• DATA SECTION
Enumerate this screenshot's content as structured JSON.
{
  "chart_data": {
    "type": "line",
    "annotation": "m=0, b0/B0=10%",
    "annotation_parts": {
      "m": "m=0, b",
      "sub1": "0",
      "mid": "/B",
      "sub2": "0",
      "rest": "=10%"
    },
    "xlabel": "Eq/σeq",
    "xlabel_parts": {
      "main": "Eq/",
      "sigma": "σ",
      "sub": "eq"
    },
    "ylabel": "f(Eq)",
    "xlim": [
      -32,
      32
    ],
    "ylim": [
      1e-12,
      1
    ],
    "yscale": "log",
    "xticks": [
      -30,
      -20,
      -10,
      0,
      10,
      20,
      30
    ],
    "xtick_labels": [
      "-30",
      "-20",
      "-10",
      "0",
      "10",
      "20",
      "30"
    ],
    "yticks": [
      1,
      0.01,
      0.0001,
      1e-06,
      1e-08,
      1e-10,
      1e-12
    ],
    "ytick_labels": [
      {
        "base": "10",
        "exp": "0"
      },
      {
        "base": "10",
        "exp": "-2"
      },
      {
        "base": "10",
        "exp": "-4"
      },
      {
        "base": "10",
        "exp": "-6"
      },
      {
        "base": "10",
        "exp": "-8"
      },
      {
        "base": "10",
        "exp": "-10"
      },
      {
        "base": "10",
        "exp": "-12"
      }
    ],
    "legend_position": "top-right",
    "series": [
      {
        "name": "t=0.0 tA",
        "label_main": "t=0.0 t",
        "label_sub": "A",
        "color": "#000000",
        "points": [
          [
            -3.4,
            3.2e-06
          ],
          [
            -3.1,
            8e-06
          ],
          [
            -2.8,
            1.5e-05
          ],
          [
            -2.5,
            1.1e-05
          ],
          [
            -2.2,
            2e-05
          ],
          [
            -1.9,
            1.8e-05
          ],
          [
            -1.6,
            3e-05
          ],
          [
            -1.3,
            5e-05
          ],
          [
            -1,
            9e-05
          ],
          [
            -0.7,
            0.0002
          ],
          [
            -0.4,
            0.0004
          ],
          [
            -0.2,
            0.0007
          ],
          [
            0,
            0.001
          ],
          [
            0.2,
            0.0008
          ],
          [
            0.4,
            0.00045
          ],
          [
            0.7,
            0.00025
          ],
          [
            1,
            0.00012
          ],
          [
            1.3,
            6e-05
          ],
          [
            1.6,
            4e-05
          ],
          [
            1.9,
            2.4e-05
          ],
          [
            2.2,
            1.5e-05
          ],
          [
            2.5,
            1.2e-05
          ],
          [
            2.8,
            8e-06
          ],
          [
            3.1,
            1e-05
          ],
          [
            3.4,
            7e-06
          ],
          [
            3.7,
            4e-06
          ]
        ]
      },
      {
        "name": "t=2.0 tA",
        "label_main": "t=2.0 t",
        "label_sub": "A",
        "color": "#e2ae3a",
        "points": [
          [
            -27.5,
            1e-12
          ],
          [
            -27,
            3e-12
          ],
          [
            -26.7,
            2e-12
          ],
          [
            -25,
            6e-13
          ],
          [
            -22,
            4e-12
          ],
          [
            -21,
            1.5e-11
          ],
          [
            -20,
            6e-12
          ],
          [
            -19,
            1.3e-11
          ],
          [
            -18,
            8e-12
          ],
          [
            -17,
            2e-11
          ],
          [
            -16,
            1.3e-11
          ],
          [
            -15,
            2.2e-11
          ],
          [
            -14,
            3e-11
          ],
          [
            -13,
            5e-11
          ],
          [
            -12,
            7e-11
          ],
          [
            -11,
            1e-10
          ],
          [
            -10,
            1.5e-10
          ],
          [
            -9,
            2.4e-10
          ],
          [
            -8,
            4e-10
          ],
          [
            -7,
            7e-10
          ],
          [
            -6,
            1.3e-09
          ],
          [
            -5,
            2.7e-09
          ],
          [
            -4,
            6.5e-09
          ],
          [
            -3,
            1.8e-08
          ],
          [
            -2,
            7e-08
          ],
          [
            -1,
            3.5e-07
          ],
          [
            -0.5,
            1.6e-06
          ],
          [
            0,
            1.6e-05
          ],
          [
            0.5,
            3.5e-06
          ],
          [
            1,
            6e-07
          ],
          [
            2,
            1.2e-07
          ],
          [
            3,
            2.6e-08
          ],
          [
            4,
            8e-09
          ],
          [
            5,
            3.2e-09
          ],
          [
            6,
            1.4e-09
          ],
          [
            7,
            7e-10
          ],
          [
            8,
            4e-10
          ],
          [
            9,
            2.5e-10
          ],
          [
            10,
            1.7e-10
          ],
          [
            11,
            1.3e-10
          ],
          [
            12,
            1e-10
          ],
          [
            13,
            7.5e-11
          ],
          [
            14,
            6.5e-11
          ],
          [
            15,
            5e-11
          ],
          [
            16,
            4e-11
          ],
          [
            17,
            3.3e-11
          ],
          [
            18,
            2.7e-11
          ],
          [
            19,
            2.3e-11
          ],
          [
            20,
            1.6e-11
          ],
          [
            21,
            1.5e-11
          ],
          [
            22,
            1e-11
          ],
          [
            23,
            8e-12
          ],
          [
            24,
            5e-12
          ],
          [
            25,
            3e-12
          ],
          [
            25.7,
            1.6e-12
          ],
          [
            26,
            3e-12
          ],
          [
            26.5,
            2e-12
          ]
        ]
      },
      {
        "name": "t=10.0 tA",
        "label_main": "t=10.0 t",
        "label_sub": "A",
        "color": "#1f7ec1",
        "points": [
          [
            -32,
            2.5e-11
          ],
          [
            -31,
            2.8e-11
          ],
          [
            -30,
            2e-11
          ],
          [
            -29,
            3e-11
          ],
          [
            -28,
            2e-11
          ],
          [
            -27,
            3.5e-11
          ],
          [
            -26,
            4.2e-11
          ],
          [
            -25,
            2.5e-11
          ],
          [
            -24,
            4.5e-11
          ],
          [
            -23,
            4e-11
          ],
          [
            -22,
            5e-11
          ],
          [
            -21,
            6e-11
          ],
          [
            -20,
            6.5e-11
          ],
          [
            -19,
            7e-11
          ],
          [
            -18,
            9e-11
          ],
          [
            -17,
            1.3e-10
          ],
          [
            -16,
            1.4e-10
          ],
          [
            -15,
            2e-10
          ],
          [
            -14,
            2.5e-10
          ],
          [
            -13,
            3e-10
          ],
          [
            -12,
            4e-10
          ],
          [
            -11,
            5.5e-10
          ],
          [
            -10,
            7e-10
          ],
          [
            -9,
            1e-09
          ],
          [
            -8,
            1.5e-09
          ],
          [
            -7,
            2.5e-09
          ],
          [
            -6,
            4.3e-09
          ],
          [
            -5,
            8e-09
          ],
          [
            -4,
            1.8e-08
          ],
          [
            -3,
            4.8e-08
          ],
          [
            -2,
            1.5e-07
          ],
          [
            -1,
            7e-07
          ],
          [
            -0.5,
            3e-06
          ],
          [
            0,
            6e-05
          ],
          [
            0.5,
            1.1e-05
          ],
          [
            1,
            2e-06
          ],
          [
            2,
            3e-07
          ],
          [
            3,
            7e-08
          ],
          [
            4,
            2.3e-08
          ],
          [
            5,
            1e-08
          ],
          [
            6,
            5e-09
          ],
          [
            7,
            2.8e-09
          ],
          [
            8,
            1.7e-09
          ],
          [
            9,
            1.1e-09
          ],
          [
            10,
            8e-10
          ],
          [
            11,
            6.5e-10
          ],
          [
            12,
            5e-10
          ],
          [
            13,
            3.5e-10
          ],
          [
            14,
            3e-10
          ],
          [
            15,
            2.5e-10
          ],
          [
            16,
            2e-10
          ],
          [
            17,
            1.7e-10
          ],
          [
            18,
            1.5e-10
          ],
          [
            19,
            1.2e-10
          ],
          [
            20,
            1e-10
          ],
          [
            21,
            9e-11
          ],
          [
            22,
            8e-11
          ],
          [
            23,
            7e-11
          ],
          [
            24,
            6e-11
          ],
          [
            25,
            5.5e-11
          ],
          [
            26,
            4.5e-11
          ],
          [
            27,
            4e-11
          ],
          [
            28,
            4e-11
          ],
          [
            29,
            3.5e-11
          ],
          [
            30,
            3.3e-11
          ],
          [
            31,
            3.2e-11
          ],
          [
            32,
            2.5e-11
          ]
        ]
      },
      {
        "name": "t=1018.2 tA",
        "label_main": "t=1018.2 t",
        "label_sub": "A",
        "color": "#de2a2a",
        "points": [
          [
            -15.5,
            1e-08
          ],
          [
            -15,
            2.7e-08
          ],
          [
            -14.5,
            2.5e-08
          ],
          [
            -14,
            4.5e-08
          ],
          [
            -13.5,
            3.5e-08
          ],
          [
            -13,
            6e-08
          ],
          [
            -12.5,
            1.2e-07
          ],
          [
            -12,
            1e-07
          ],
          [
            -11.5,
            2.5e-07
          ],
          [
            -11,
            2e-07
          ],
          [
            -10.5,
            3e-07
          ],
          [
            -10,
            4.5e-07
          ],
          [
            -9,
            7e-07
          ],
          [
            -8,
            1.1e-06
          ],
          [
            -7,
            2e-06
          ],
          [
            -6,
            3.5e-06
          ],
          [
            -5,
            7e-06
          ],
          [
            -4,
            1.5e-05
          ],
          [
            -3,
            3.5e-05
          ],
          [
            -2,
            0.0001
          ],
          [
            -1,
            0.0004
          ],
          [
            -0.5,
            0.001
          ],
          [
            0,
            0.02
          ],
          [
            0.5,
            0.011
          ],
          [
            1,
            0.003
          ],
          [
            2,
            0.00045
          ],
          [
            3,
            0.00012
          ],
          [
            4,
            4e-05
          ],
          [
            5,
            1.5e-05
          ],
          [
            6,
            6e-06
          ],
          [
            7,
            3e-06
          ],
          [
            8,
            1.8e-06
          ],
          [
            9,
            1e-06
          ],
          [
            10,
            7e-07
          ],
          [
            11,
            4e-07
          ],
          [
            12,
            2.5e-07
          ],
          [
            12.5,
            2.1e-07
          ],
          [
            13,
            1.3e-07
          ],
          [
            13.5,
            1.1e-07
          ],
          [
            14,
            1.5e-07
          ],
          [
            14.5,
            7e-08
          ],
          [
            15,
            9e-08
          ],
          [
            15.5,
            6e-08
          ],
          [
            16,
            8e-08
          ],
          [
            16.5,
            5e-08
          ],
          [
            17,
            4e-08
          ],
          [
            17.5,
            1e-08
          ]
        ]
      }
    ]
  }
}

• EXERCISE PROMPT
Identify all lines where the word "color" shows up. Copy them.

• TASK SOLUTION
        "color": "#000000",
        "color": "#e2ae3a",
        "color": "#1f7ec1",
        "color": "#de2a2a",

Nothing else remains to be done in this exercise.